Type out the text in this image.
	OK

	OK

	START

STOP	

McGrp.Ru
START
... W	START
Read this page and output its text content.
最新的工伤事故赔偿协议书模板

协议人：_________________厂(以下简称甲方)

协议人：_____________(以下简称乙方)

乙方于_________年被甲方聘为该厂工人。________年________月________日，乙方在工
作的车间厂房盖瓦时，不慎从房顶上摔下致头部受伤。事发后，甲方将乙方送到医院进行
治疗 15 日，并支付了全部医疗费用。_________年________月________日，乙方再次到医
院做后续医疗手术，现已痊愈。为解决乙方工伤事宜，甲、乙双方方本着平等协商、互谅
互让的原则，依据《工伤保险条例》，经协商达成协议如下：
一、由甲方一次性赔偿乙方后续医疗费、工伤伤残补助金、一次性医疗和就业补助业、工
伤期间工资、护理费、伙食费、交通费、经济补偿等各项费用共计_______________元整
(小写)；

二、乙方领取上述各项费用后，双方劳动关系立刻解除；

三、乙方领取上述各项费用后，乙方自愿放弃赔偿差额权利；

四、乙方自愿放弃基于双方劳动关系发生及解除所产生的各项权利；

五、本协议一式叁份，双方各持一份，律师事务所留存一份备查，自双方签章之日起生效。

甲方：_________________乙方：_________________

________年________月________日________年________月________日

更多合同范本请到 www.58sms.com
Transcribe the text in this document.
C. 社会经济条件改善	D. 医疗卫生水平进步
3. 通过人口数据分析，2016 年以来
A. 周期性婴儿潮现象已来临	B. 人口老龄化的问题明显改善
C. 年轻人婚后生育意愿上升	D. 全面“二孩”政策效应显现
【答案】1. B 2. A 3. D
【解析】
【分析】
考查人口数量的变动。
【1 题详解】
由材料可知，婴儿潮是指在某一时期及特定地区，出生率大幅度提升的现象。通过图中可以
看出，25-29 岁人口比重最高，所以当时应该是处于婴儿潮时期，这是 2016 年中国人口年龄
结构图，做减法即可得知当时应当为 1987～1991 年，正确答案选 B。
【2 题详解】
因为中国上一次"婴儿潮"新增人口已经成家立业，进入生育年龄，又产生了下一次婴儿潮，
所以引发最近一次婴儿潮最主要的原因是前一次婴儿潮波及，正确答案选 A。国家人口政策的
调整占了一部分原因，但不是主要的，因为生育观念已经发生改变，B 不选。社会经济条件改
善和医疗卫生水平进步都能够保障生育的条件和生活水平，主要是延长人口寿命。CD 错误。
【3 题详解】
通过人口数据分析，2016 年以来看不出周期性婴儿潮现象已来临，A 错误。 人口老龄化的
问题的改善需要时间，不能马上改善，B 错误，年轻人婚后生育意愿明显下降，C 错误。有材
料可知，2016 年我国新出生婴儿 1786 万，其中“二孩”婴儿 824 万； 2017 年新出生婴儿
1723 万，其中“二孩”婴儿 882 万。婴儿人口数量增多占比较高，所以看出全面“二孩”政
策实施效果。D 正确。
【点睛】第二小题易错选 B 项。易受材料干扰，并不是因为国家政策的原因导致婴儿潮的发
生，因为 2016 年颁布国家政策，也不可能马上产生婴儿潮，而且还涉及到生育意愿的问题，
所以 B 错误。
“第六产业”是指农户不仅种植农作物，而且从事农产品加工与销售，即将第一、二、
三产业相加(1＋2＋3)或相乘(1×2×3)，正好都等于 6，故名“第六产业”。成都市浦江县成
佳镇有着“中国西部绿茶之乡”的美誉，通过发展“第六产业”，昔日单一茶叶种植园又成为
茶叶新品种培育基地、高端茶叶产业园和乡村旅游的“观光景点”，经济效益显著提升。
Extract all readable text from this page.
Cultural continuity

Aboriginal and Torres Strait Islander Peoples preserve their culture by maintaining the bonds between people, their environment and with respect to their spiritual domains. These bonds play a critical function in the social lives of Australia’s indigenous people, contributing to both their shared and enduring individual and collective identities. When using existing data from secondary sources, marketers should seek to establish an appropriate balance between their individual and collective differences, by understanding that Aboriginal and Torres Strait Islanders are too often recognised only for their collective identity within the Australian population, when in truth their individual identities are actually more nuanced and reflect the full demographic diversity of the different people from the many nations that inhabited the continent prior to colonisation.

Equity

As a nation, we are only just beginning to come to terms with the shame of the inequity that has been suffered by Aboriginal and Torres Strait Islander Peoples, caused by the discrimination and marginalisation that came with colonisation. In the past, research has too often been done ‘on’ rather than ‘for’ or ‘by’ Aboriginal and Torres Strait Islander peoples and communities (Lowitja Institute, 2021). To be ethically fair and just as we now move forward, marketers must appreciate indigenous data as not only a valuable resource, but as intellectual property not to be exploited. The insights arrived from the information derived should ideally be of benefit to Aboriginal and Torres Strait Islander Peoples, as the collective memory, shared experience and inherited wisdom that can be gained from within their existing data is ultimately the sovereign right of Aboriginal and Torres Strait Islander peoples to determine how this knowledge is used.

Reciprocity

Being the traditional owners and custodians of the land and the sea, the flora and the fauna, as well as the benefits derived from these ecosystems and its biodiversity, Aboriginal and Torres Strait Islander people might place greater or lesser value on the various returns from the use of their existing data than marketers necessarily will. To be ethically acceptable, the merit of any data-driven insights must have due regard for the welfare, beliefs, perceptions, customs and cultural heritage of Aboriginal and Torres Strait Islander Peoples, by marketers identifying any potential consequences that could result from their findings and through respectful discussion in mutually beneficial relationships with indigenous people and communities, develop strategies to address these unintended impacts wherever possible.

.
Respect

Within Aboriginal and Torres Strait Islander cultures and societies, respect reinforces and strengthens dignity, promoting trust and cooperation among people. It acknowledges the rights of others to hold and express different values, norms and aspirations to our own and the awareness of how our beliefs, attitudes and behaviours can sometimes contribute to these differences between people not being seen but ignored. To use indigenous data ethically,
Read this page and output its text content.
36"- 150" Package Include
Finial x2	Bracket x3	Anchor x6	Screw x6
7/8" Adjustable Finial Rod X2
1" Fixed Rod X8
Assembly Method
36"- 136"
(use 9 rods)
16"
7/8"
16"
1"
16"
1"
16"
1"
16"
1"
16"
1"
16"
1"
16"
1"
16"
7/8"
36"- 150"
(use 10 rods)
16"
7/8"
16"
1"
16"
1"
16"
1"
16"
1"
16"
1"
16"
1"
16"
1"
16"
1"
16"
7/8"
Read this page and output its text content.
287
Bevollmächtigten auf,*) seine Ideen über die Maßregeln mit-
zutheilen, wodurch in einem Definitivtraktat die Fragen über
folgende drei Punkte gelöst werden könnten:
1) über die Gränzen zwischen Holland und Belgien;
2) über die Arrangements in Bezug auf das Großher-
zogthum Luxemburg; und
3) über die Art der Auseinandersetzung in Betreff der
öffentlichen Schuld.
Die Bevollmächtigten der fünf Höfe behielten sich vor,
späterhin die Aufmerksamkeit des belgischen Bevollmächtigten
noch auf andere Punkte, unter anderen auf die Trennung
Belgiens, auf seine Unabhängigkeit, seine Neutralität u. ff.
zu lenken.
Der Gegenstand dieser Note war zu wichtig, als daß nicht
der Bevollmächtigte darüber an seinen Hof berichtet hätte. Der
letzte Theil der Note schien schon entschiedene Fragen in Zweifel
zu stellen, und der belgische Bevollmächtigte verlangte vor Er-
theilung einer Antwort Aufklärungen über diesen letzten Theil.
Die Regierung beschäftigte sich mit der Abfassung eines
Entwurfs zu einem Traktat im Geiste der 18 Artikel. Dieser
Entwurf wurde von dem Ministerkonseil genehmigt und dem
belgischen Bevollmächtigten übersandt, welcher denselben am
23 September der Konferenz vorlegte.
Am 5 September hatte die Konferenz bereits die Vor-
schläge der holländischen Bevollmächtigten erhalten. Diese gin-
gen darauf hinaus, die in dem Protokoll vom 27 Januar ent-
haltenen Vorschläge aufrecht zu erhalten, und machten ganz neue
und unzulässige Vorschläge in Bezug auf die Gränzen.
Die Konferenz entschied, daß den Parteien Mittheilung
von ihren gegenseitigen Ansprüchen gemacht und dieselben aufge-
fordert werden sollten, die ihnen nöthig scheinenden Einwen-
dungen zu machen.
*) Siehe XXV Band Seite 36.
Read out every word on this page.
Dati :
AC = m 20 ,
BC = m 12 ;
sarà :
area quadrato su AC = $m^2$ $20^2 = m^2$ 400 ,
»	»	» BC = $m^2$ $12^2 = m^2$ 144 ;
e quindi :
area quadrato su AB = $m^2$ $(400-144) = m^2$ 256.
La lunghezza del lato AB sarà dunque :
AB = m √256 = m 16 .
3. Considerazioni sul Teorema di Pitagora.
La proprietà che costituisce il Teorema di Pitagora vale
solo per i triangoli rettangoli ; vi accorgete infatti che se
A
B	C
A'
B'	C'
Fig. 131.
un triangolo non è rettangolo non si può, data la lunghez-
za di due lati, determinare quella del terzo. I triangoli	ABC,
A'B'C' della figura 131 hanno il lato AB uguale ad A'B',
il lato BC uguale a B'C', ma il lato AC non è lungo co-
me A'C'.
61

- - - - -

-- The task --
In the records above, locate the lines holding the word "differences". Copy each of them.

-- Exercise solution --
Aboriginal and Torres Strait Islander Peoples preserve their culture by maintaining the bonds between people, their environment and with respect to their spiritual domains. These bonds play a critical function in the social lives of Australia’s indigenous people, contributing to both their shared and enduring individual and collective identities. When using existing data from secondary sources, marketers should seek to establish an appropriate balance between their individual and collective differences, by understanding that Aboriginal and Torres Strait Islanders are too often recognised only for their collective identity within the Australian population, when in truth their individual identities are actually more nuanced and reflect the full demographic diversity of the different people from the many nations that inhabited the continent prior to colonisation.
Within Aboriginal and Torres Strait Islander cultures and societies, respect reinforces and strengthens dignity, promoting trust and cooperation among people. It acknowledges the rights of others to hold and express different values, norms and aspirations to our own and the awareness of how our beliefs, attitudes and behaviours can sometimes contribute to these differences between people not being seen but ignored. To use indigenous data ethically,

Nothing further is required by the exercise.